Record set:
▶
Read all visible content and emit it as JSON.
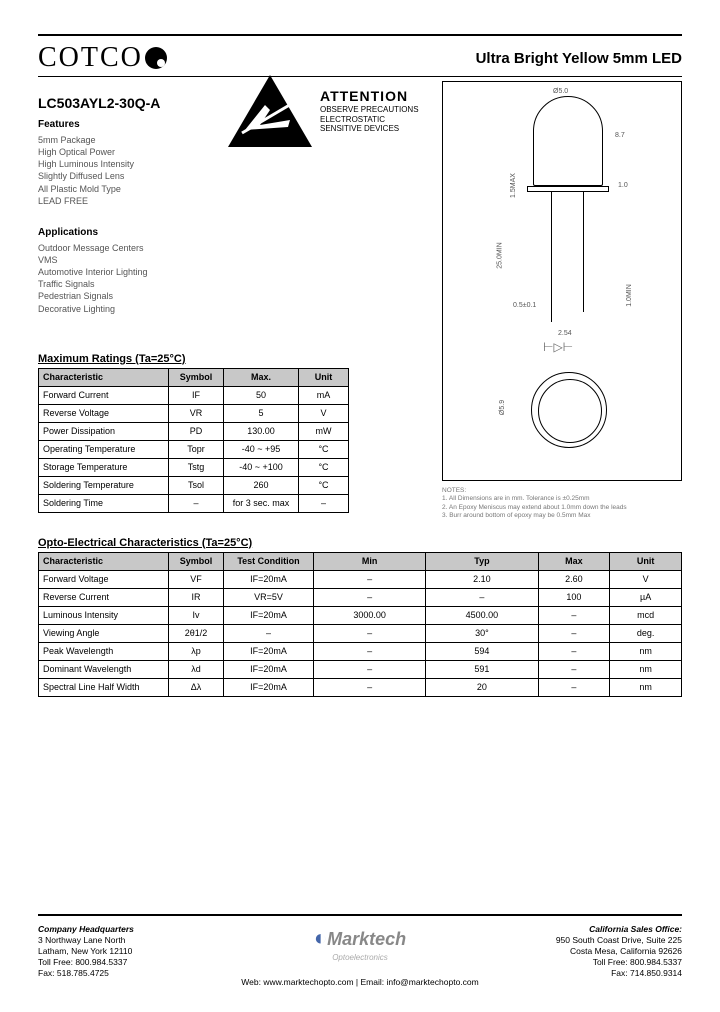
{
  "header": {
    "brand": "COTCO",
    "product_title": "Ultra Bright Yellow 5mm LED"
  },
  "part_number": "LC503AYL2-30Q-A",
  "attention": {
    "title": "ATTENTION",
    "line1": "OBSERVE PRECAUTIONS",
    "line2": "ELECTROSTATIC",
    "line3": "SENSITIVE DEVICES"
  },
  "features": {
    "heading": "Features",
    "items": [
      "5mm Package",
      "High Optical Power",
      "High Luminous Intensity",
      "Slightly Diffused Lens",
      "All Plastic Mold Type",
      "LEAD FREE"
    ]
  },
  "applications": {
    "heading": "Applications",
    "items": [
      "Outdoor Message Centers",
      "VMS",
      "Automotive Interior Lighting",
      "Traffic Signals",
      "Pedestrian Signals",
      "Decorative Lighting"
    ]
  },
  "diagram": {
    "dims": {
      "d1": "Ø5.0",
      "h": "8.7",
      "base": "1.5MAX",
      "bw": "1.0",
      "lead_len": "25.0MIN",
      "lead_w": "0.5±0.1",
      "short": "1.0MIN",
      "pitch": "2.54",
      "bottom": "Ø5.9"
    },
    "notes_label": "NOTES:",
    "notes": [
      "1. All Dimensions are in mm. Tolerance is ±0.25mm",
      "2. An Epoxy Meniscus may extend about 1.0mm down the leads",
      "3. Burr around bottom of epoxy may be 0.5mm Max"
    ]
  },
  "max_ratings": {
    "title": "Maximum Ratings (Ta=25°C)",
    "columns": [
      "Characteristic",
      "Symbol",
      "Max.",
      "Unit"
    ],
    "rows": [
      [
        "Forward Current",
        "IF",
        "50",
        "mA"
      ],
      [
        "Reverse Voltage",
        "VR",
        "5",
        "V"
      ],
      [
        "Power Dissipation",
        "PD",
        "130.00",
        "mW"
      ],
      [
        "Operating Temperature",
        "Topr",
        "-40 ~ +95",
        "°C"
      ],
      [
        "Storage Temperature",
        "Tstg",
        "-40 ~ +100",
        "°C"
      ],
      [
        "Soldering Temperature",
        "Tsol",
        "260",
        "°C"
      ],
      [
        "Soldering Time",
        "–",
        "for 3 sec. max",
        "–"
      ]
    ]
  },
  "opto": {
    "title": "Opto-Electrical Characteristics (Ta=25°C)",
    "columns": [
      "Characteristic",
      "Symbol",
      "Test Condition",
      "Min",
      "Typ",
      "Max",
      "Unit"
    ],
    "rows": [
      [
        "Forward Voltage",
        "VF",
        "IF=20mA",
        "–",
        "2.10",
        "2.60",
        "V"
      ],
      [
        "Reverse Current",
        "IR",
        "VR=5V",
        "–",
        "–",
        "100",
        "µA"
      ],
      [
        "Luminous Intensity",
        "Iv",
        "IF=20mA",
        "3000.00",
        "4500.00",
        "–",
        "mcd"
      ],
      [
        "Viewing Angle",
        "2θ1/2",
        "–",
        "–",
        "30°",
        "–",
        "deg."
      ],
      [
        "Peak Wavelength",
        "λp",
        "IF=20mA",
        "–",
        "594",
        "–",
        "nm"
      ],
      [
        "Dominant Wavelength",
        "λd",
        "IF=20mA",
        "–",
        "591",
        "–",
        "nm"
      ],
      [
        "Spectral Line Half Width",
        "Δλ",
        "IF=20mA",
        "–",
        "20",
        "–",
        "nm"
      ]
    ]
  },
  "footer": {
    "hq_title": "Company Headquarters",
    "hq": [
      "3 Northway Lane North",
      "Latham, New York 12110",
      "Toll Free: 800.984.5337",
      "Fax: 518.785.4725"
    ],
    "center_brand": "Marktech",
    "center_sub": "Optoelectronics",
    "center_line": "Web: www.marktechopto.com | Email: info@marktechopto.com",
    "ca_title": "California Sales Office:",
    "ca": [
      "950 South Coast Drive, Suite 225",
      "Costa Mesa, California 92626",
      "Toll Free: 800.984.5337",
      "Fax: 714.850.9314"
    ]
  }
}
◀
Work instructions:
Identify the lines that hold the word "bottom". Copy every one of them.

Exercise output:
      "bottom": "Ø5.9"
      "3. Burr around bottom of epoxy may be 0.5mm Max"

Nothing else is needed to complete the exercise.